**Exercise goal**. Without the images, write out all of the following entries exactly.

**Records to process**.
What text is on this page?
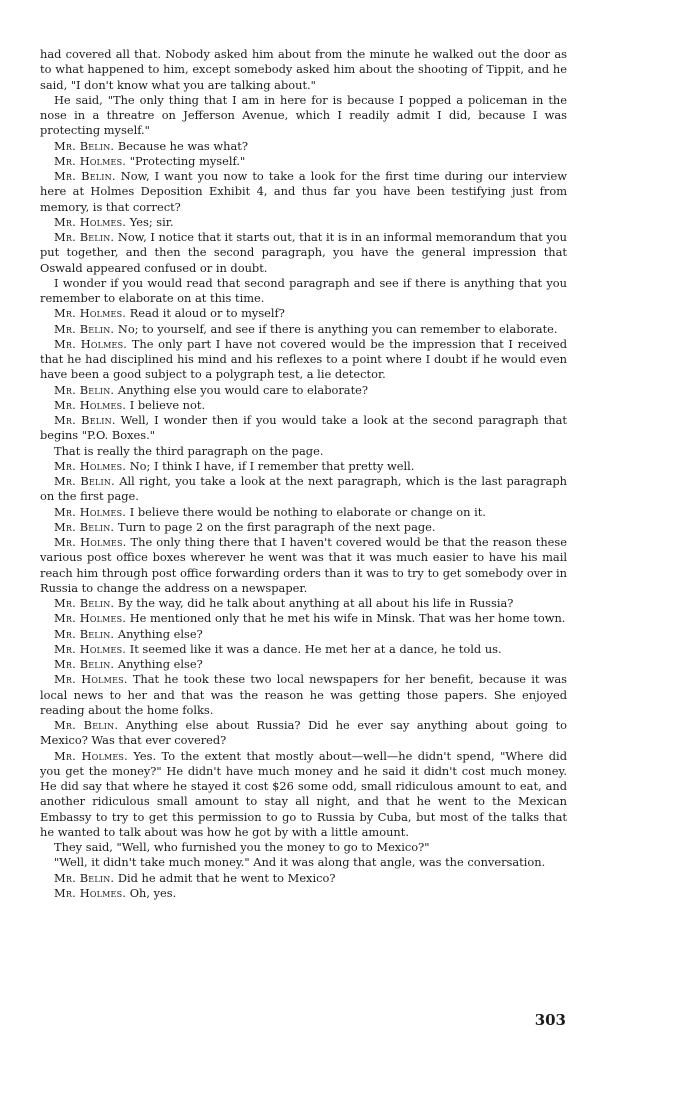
had covered all that. Nobody asked him about from the minute he walked out the door as to what happened to him, except somebody asked him about the shooting of Tippit, and he said, "I don't know what you are talking about."

He said, "The only thing that I am in here for is because I popped a policeman in the nose in a threatre on Jefferson Avenue, which I readily admit I did, because I was protecting myself."

Mr. Belin. Because he was what?

Mr. Holmes. "Protecting myself."

Mr. Belin. Now, I want you now to take a look for the first time during our interview here at Holmes Deposition Exhibit 4, and thus far you have been testifying just from memory, is that correct?

Mr. Holmes. Yes; sir.

Mr. Belin. Now, I notice that it starts out, that it is in an informal memorandum that you put together, and then the second paragraph, you have the general impression that Oswald appeared confused or in doubt.

I wonder if you would read that second paragraph and see if there is anything that you remember to elaborate on at this time.

Mr. Holmes. Read it aloud or to myself?

Mr. Belin. No; to yourself, and see if there is anything you can remember to elaborate.

Mr. Holmes. The only part I have not covered would be the impression that I received that he had disciplined his mind and his reflexes to a point where I doubt if he would even have been a good subject to a polygraph test, a lie detector.

Mr. Belin. Anything else you would care to elaborate?

Mr. Holmes. I believe not.

Mr. Belin. Well, I wonder then if you would take a look at the second paragraph that begins "P.O. Boxes."

That is really the third paragraph on the page.

Mr. Holmes. No; I think I have, if I remember that pretty well.

Mr. Belin. All right, you take a look at the next paragraph, which is the last paragraph on the first page.

Mr. Holmes. I believe there would be nothing to elaborate or change on it.

Mr. Belin. Turn to page 2 on the first paragraph of the next page.

Mr. Holmes. The only thing there that I haven't covered would be that the reason these various post office boxes wherever he went was that it was much easier to have his mail reach him through post office forwarding orders than it was to try to get somebody over in Russia to change the address on a newspaper.

Mr. Belin. By the way, did he talk about anything at all about his life in Russia?

Mr. Holmes. He mentioned only that he met his wife in Minsk. That was her home town.

Mr. Belin. Anything else?

Mr. Holmes. It seemed like it was a dance. He met her at a dance, he told us.

Mr. Belin. Anything else?

Mr. Holmes. That he took these two local newspapers for her benefit, because it was local news to her and that was the reason he was getting those papers. She enjoyed reading about the home folks.

Mr. Belin. Anything else about Russia? Did he ever say anything about going to Mexico? Was that ever covered?

Mr. Holmes. Yes. To the extent that mostly about—well—he didn't spend, "Where did you get the money?" He didn't have much money and he said it didn't cost much money. He did say that where he stayed it cost $26 some odd, small ridiculous amount to eat, and another ridiculous small amount to stay all night, and that he went to the Mexican Embassy to try to get this permission to go to Russia by Cuba, but most of the talks that he wanted to talk about was how he got by with a little amount.

They said, "Well, who furnished you the money to go to Mexico?"

"Well, it didn't take much money." And it was along that angle, was the conversation.

Mr. Belin. Did he admit that he went to Mexico?

Mr. Holmes. Oh, yes.

303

**Written answer**.
What text is on this page?
had covered all that. Nobody asked him about from the minute he walked out the door as to what happened to him, except somebody asked him about the shooting of Tippit, and he said, "I don't know what you are talking about."

He said, "The only thing that I am in here for is because I popped a policeman in the nose in a threatre on Jefferson Avenue, which I readily admit I did, because I was protecting myself."

Mr. Belin. Because he was what?

Mr. Holmes. "Protecting myself."

Mr. Belin. Now, I want you now to take a look for the first time during our interview here at Holmes Deposition Exhibit 4, and thus far you have been testifying just from memory, is that correct?

Mr. Holmes. Yes; sir.

Mr. Belin. Now, I notice that it starts out, that it is in an informal memorandum that you put together, and then the second paragraph, you have the general impression that Oswald appeared confused or in doubt.

I wonder if you would read that second paragraph and see if there is anything that you remember to elaborate on at this time.

Mr. Holmes. Read it aloud or to myself?

Mr. Belin. No; to yourself, and see if there is anything you can remember to elaborate.

Mr. Holmes. The only part I have not covered would be the impression that I received that he had disciplined his mind and his reflexes to a point where I doubt if he would even have been a good subject to a polygraph test, a lie detector.

Mr. Belin. Anything else you would care to elaborate?

Mr. Holmes. I believe not.

Mr. Belin. Well, I wonder then if you would take a look at the second paragraph that begins "P.O. Boxes."

That is really the third paragraph on the page.

Mr. Holmes. No; I think I have, if I remember that pretty well.

Mr. Belin. All right, you take a look at the next paragraph, which is the last paragraph on the first page.

Mr. Holmes. I believe there would be nothing to elaborate or change on it.

Mr. Belin. Turn to page 2 on the first paragraph of the next page.

Mr. Holmes. The only thing there that I haven't covered would be that the reason these various post office boxes wherever he went was that it was much easier to have his mail reach him through post office forwarding orders than it was to try to get somebody over in Russia to change the address on a newspaper.

Mr. Belin. By the way, did he talk about anything at all about his life in Russia?

Mr. Holmes. He mentioned only that he met his wife in Minsk. That was her home town.

Mr. Belin. Anything else?

Mr. Holmes. It seemed like it was a dance. He met her at a dance, he told us.

Mr. Belin. Anything else?

Mr. Holmes. That he took these two local newspapers for her benefit, because it was local news to her and that was the reason he was getting those papers. She enjoyed reading about the home folks.

Mr. Belin. Anything else about Russia? Did he ever say anything about going to Mexico? Was that ever covered?

Mr. Holmes. Yes. To the extent that mostly about—well—he didn't spend, "Where did you get the money?" He didn't have much money and he said it didn't cost much money. He did say that where he stayed it cost $26 some odd, small ridiculous amount to eat, and another ridiculous small amount to stay all night, and that he went to the Mexican Embassy to try to get this permission to go to Russia by Cuba, but most of the talks that he wanted to talk about was how he got by with a little amount.

They said, "Well, who furnished you the money to go to Mexico?"

"Well, it didn't take much money." And it was along that angle, was the conversation.

Mr. Belin. Did he admit that he went to Mexico?

Mr. Holmes. Oh, yes.

303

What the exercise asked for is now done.